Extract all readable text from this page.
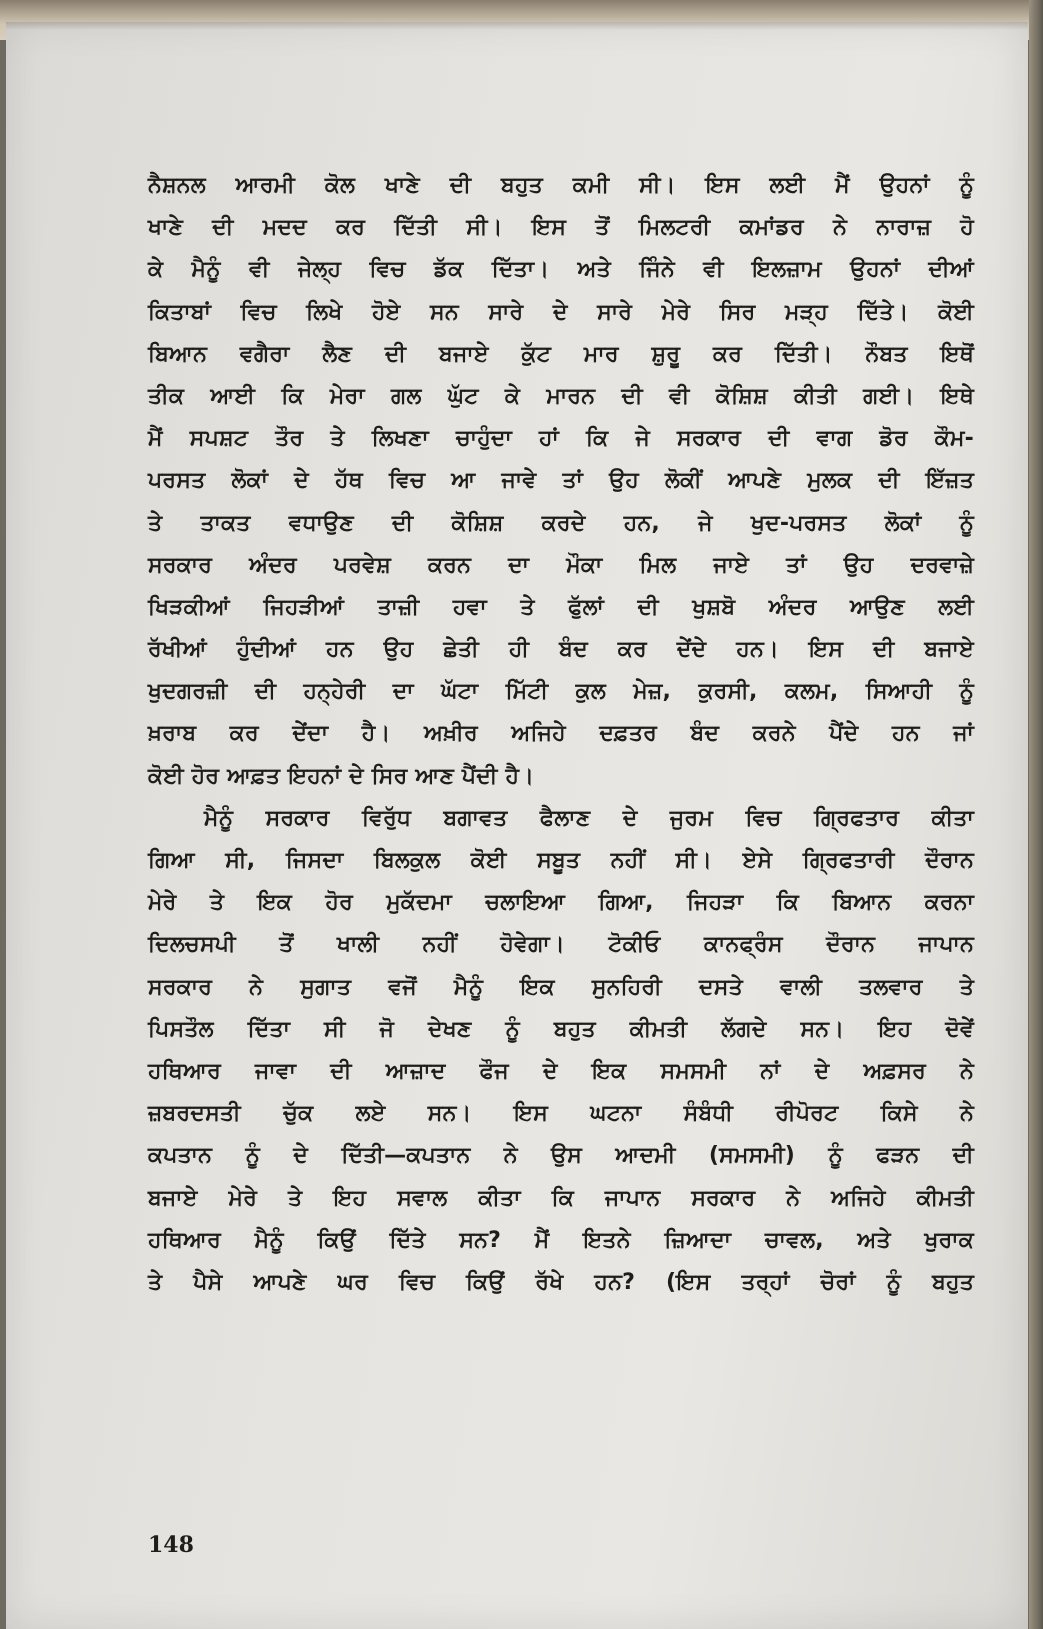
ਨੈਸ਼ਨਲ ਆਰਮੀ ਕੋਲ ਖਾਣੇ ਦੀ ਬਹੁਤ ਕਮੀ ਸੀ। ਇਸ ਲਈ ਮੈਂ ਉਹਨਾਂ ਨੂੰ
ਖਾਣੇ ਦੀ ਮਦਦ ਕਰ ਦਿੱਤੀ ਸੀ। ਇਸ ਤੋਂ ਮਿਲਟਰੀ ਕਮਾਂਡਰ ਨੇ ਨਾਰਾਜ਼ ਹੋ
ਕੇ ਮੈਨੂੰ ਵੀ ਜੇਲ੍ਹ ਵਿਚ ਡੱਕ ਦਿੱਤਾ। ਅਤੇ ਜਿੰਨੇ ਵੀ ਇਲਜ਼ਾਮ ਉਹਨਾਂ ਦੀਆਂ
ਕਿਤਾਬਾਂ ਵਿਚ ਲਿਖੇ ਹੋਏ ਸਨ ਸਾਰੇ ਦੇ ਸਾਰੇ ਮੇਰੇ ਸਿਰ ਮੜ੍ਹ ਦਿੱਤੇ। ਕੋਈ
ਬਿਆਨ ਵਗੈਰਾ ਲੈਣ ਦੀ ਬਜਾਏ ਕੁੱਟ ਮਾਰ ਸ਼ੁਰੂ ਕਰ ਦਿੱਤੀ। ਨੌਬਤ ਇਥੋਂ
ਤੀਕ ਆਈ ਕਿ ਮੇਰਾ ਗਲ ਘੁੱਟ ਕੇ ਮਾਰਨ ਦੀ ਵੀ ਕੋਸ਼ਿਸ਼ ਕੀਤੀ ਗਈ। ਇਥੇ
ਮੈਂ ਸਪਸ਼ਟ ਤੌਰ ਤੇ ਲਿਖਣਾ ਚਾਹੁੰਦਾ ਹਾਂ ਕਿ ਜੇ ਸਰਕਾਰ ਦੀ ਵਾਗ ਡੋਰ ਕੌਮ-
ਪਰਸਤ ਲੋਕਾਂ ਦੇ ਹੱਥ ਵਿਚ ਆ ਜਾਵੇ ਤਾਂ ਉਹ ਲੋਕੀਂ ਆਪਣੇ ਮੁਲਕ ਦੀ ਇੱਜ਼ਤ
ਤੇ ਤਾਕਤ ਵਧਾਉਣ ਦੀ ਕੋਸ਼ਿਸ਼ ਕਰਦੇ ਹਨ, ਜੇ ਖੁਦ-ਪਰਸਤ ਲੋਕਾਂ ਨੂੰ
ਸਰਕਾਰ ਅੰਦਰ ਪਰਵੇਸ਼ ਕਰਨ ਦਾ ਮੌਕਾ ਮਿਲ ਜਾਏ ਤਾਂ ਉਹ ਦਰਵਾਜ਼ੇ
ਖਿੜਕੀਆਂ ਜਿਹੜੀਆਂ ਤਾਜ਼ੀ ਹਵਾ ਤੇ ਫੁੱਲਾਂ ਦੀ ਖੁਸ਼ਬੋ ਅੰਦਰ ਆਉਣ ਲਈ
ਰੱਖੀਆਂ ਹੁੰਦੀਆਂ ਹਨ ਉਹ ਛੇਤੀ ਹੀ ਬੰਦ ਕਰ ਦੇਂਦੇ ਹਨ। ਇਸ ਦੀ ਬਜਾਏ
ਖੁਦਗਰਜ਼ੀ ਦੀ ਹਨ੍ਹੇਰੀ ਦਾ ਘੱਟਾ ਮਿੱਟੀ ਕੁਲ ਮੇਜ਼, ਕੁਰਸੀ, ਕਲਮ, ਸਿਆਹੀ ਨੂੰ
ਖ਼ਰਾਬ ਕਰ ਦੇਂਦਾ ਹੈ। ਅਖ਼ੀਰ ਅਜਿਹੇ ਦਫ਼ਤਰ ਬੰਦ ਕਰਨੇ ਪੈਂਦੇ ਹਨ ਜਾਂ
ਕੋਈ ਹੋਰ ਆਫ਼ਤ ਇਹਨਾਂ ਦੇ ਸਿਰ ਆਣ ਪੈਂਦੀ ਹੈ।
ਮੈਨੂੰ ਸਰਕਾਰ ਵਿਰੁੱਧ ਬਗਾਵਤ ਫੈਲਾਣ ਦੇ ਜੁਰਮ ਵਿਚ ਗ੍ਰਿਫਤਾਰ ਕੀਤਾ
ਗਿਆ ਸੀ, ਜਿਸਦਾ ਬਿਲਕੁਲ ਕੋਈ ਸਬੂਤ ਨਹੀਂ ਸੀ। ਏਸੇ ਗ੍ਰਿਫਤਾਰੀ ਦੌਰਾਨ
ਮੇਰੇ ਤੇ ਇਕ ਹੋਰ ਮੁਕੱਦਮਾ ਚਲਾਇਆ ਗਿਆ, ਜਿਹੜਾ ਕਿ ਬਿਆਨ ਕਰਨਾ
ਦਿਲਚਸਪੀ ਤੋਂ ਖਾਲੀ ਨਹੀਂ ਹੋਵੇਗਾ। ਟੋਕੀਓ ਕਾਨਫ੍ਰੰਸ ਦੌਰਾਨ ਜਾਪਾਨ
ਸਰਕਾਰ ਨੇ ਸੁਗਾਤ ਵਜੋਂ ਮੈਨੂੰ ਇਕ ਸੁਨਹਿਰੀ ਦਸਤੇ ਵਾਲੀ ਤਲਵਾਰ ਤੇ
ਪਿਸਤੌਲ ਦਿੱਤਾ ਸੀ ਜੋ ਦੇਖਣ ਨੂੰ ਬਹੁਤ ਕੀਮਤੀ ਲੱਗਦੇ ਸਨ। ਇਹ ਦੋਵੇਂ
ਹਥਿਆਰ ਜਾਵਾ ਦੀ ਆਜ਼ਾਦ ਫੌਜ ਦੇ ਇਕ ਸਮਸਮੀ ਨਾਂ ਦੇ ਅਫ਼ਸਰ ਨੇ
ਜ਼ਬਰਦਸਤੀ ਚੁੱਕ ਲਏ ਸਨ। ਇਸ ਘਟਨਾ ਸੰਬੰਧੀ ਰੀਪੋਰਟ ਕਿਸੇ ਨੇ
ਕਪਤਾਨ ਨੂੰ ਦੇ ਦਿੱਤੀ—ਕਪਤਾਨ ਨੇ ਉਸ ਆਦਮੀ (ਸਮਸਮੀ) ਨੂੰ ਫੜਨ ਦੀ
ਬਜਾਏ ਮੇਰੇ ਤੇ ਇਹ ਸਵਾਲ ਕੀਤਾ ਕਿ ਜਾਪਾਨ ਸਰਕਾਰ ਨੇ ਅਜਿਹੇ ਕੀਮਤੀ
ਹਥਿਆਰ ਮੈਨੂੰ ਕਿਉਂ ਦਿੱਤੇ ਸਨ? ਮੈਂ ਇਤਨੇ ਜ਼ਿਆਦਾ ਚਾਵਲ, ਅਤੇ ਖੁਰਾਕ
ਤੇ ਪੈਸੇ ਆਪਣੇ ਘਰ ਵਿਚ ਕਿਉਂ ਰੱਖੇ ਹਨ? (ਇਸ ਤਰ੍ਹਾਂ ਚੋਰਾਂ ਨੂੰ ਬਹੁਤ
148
━━━━━━
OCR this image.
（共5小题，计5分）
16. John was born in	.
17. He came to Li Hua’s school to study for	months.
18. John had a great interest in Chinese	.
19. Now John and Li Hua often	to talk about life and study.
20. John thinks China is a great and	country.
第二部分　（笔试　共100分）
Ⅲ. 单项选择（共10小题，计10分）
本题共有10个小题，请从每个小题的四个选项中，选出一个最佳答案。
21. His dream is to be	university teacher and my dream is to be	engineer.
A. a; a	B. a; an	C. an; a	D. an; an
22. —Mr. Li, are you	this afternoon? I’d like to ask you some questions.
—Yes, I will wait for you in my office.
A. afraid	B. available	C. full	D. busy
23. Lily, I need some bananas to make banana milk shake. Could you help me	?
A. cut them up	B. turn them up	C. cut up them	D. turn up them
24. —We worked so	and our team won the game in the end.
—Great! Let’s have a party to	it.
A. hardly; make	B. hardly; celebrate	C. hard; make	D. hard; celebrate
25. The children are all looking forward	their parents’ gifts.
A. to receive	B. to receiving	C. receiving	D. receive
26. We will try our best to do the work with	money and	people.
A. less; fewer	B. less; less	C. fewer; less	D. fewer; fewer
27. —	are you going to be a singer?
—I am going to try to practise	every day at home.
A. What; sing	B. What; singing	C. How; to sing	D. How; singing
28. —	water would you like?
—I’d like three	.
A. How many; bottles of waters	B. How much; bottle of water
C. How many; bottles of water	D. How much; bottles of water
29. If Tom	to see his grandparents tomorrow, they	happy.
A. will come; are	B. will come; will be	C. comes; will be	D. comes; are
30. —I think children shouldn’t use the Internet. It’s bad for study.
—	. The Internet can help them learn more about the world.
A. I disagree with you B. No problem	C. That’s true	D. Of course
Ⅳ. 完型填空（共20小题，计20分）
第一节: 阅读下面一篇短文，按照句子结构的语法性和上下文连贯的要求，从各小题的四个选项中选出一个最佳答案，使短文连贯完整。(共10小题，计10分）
━━━━━━
**EXERCISE OBJECTIVE:**
Give the number of lines in the entries that include the string "with", and nothing more.

**PROBLEM SOLUTION:**
2